- **EXERCISE OBJECTIVE**: Render the lines of the listing as a JSON list of strings, one string per line and with blank lines omitted, starting at the line that contains "- predicted-star-point-0: [210, 451, 222, 463]" and ending at the line that contains "- measurement-point-77: [907, 146, 913, 152]", both included.
━━━━━━━━━━
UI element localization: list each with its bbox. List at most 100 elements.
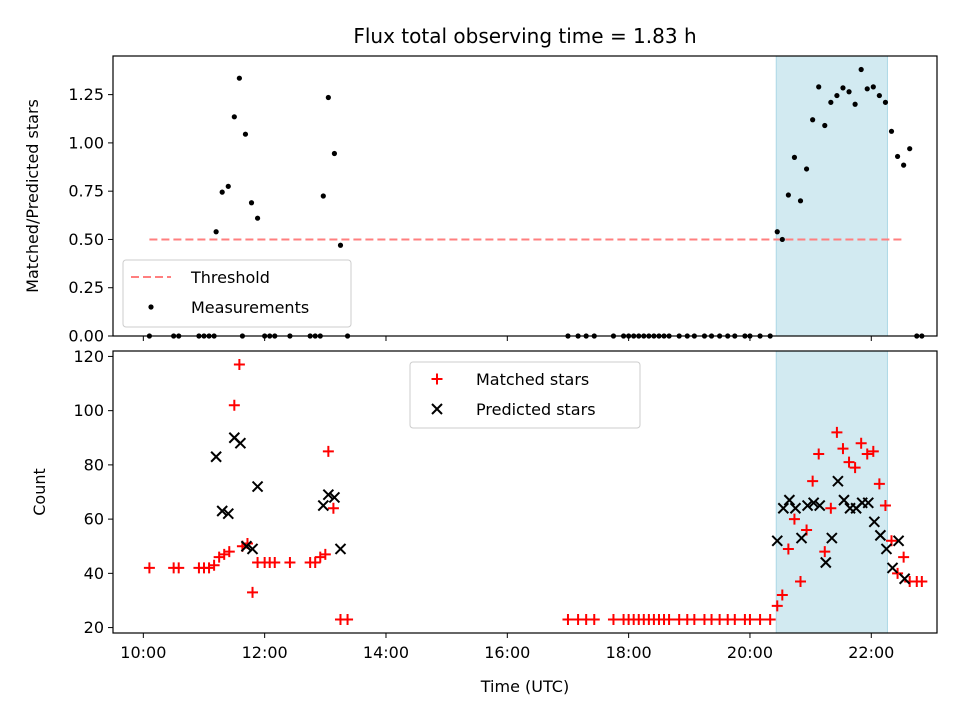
- predicted-star-point-0: [210, 451, 222, 463]
- measurement-point-10: [231, 114, 237, 120]
- predicted-star-point-7: [251, 480, 264, 493]
- measurement-point-76: [901, 162, 907, 168]
- matched-star-point-61: [807, 475, 819, 487]
- matched-star-point-0: [143, 562, 155, 574]
- ratio-y-tick-label: 1.00: [68, 133, 104, 152]
- measurement-point-73: [882, 99, 889, 105]
- predicted-star-point-8: [317, 499, 330, 512]
- predicted-star-point-1: [216, 505, 228, 517]
- predicted-star-point-12: [771, 535, 783, 547]
- count-x-tick-label: 16:00: [484, 643, 530, 662]
- predicted-star-point-20: [820, 556, 832, 569]
- count-y-tick-label: 20: [84, 618, 104, 637]
- matched-star-point-32: [607, 613, 619, 625]
- measurement-point-71: [870, 84, 876, 90]
- count-panel: 20 40 60 80 100 120 10:00 12:00 14:00 16:00 18:00 2…: [30, 347, 938, 696]
- measurement-point-7: [213, 229, 219, 235]
- predicted-star-point-14: [783, 494, 796, 506]
- matched-star-point-68: [849, 462, 861, 474]
- measurement-point-63: [822, 122, 828, 129]
- predicted-stars-legend-label: Predicted stars: [476, 400, 596, 419]
- predicted-star-point-30: [880, 543, 893, 555]
- measurement-point-56: [779, 236, 785, 243]
- measurement-point-66: [840, 85, 846, 91]
- matched-star-point-31: [588, 613, 600, 625]
- count-x-tick-label: 10:00: [120, 643, 166, 662]
- matched-star-point-52: [744, 613, 756, 625]
- matched-star-point-42: [663, 613, 675, 625]
- matched-star-point-69: [855, 437, 867, 449]
- count-x-tick-label: 18:00: [606, 643, 652, 662]
- predicted-star-point-16: [795, 532, 808, 544]
- predicted-star-point-11: [334, 543, 347, 555]
- count-x-tick-label: 22:00: [848, 643, 894, 662]
- measurement-point-72: [876, 92, 882, 99]
- matched-star-point-53: [754, 613, 766, 625]
- matched-star-point-6: [208, 559, 220, 571]
- matched-star-point-66: [837, 443, 849, 455]
- predicted-star-point-29: [874, 529, 887, 542]
- measurement-point-77: [907, 146, 913, 152]
- matched-star-point-54: [764, 613, 776, 625]
- predicted-star-point-32: [892, 535, 905, 547]
- measurement-point-8: [219, 189, 225, 195]
- matched-star-point-9: [223, 546, 235, 558]
- matched-star-point-62: [813, 448, 825, 460]
- observing-band: [775, 55, 888, 337]
- predicted-star-point-9: [322, 489, 335, 501]
- measurements-legend-swatch: [148, 304, 154, 310]
- matched-star-point-55: [771, 600, 783, 612]
- predicted-star-point-22: [832, 475, 844, 487]
- matched-star-point-50: [729, 613, 741, 625]
- predicted-star-point-18: [807, 497, 820, 509]
- predicted-star-point-23: [838, 494, 850, 506]
- matched-star-point-19: [284, 557, 296, 568]
- matched-star-point-73: [879, 500, 891, 512]
- measurement-point-67: [846, 89, 852, 95]
- count-y-axis-title: Count: [30, 468, 49, 516]
- measurement-point-24: [325, 94, 331, 101]
- measurement-point-75: [894, 153, 901, 160]
- observing-band: [775, 350, 888, 634]
- predicted-star-point-21: [826, 532, 838, 544]
- matched-star-point-70: [861, 448, 873, 460]
- ratio-y-tick-label: 0.00: [68, 327, 104, 346]
- measurement-point-15: [254, 215, 261, 221]
- measurements-legend-label: Measurements: [191, 298, 309, 317]
- measurement-point-70: [864, 86, 870, 92]
- measurement-point-26: [337, 242, 344, 248]
- matched-star-point-45: [688, 613, 700, 625]
- count-x-axis-title: Time (UTC): [480, 677, 569, 696]
- matched-star-point-58: [788, 513, 800, 525]
- matched-star-point-27: [342, 613, 354, 625]
- measurement-point-59: [797, 198, 804, 204]
- measurement-point-58: [791, 154, 798, 160]
- measurement-point-62: [816, 84, 822, 90]
- predicted-star-point-31: [886, 562, 899, 574]
- predicted-star-point-6: [246, 543, 259, 555]
- predicted-star-point-28: [868, 516, 881, 528]
- ratio-y-axis-title: Matched/Predicted stars: [23, 99, 42, 293]
- predicted-star-point-13: [777, 502, 790, 514]
- measurement-point-11: [236, 75, 242, 81]
- matched-star-point-28: [562, 613, 574, 625]
- ratio-y-tick-label: 0.75: [68, 182, 104, 201]
- ratio-legend-box: [122, 259, 352, 328]
- predicted-star-point-10: [328, 491, 341, 504]
- measurement-point-14: [248, 200, 255, 206]
- count-y-tick-label: 60: [84, 510, 104, 529]
- predicted-star-point-4: [234, 437, 247, 449]
- ratio-y-tick-label: 1.25: [68, 85, 104, 104]
- predicted-star-point-2: [222, 507, 234, 520]
- measurement-point-74: [888, 128, 895, 134]
- matched-star-point-56: [776, 589, 788, 601]
- predicted-star-point-19: [814, 499, 826, 512]
- measurement-point-65: [834, 92, 840, 99]
- count-x-tick-label: 12:00: [242, 643, 288, 662]
- matched-star-point-23: [319, 548, 331, 560]
- ratio-y-tick-label: 0.50: [68, 230, 104, 249]
- matched-star-point-10: [228, 399, 240, 411]
- count-y-tick-label: 80: [84, 455, 104, 474]
- count-x-tick-label: 14:00: [363, 643, 409, 662]
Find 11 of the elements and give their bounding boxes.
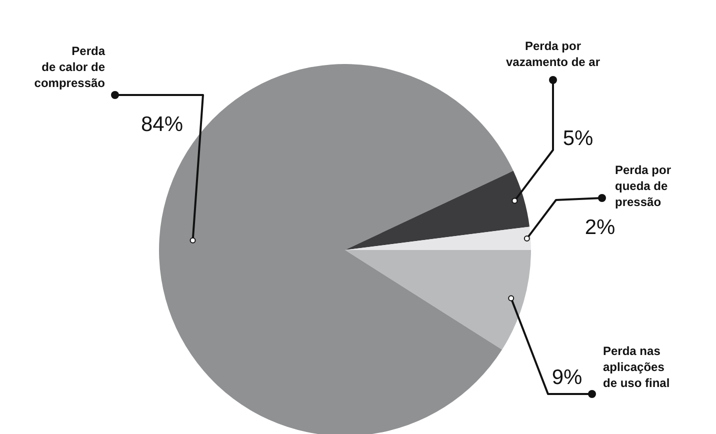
slice-label: Perda por queda de pressão	[615, 163, 672, 209]
pie-slice	[345, 226, 531, 250]
slice-label: Perda nas aplicações de uso final	[603, 344, 670, 390]
data-label: 84%	[140, 113, 184, 136]
data-label: 9%	[552, 366, 582, 389]
pie-slice	[345, 250, 531, 350]
slice-label: Perda de calor de compressão	[34, 44, 106, 90]
slice-label: Perda por vazamento de ar	[506, 39, 600, 69]
pie-slice	[345, 170, 530, 250]
data-label: 5%	[562, 127, 594, 150]
data-label: 2%	[584, 216, 616, 239]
━━━━━━━━━━
- **SOLVED EXERCISE**:
[
  "- predicted-star-point-0: [210, 451, 222, 463]",
  "- measurement-point-10: [231, 114, 237, 120]",
  "- predicted-star-point-7: [251, 480, 264, 493]",
  "- measurement-point-76: [901, 162, 907, 168]",
  "- matched-star-point-61: [807, 475, 819, 487]",
  "- matched-star-point-0: [143, 562, 155, 574]",
  "- ratio-y-tick-label: 1.00: [68, 133, 104, 152]",
  "- measurement-point-73: [882, 99, 889, 105]",
  "- predicted-star-point-8: [317, 499, 330, 512]",
  "- predicted-star-point-1: [216, 505, 228, 517]",
  "- predicted-star-point-12: [771, 535, 783, 547]",
  "- count-x-tick-label: 16:00: [484, 643, 530, 662]",
  "- predicted-star-point-20: [820, 556, 832, 569]",
  "- count-y-tick-label: 20: [84, 618, 104, 637]",
  "- matched-star-point-32: [607, 613, 619, 625]",
  "- measurement-point-71: [870, 84, 876, 90]",
  "- count-panel: 20 40 60 80 100 120 10:00 12:00 14:00 16:00 18:00 2…: [30, 347, 938, 696]",
  "- measurement-point-7: [213, 229, 219, 235]",
  "- predicted-star-point-14: [783, 494, 796, 506]",
  "- matched-star-point-68: [849, 462, 861, 474]",
  "- measurement-point-63: [822, 122, 828, 129]",
  "- predicted-stars-legend-label: Predicted stars: [476, 400, 596, 419]",
  "- predicted-star-point-30: [880, 543, 893, 555]",
  "- measurement-point-56: [779, 236, 785, 243]",
  "- measurement-point-66: [840, 85, 846, 91]",
  "- matched-star-point-31: [588, 613, 600, 625]",
  "- count-x-tick-label: 10:00: [120, 643, 166, 662]",
  "- matched-star-point-52: [744, 613, 756, 625]",
  "- matched-star-point-42: [663, 613, 675, 625]",
  "- matched-star-point-69: [855, 437, 867, 449]",
  "- count-x-tick-label: 18:00: [606, 643, 652, 662]",
  "- predicted-star-point-16: [795, 532, 808, 544]",
  "- predicted-star-point-11: [334, 543, 347, 555]",
  "- count-x-tick-label: 22:00: [848, 643, 894, 662]",
  "- measurement-point-72: [876, 92, 882, 99]",
  "- matched-star-point-53: [754, 613, 766, 625]",
  "- matched-star-point-6: [208, 559, 220, 571]",
  "- matched-star-point-66: [837, 443, 849, 455]",
  "- predicted-star-point-29: [874, 529, 887, 542]",
  "- measurement-point-77: [907, 146, 913, 152]"
]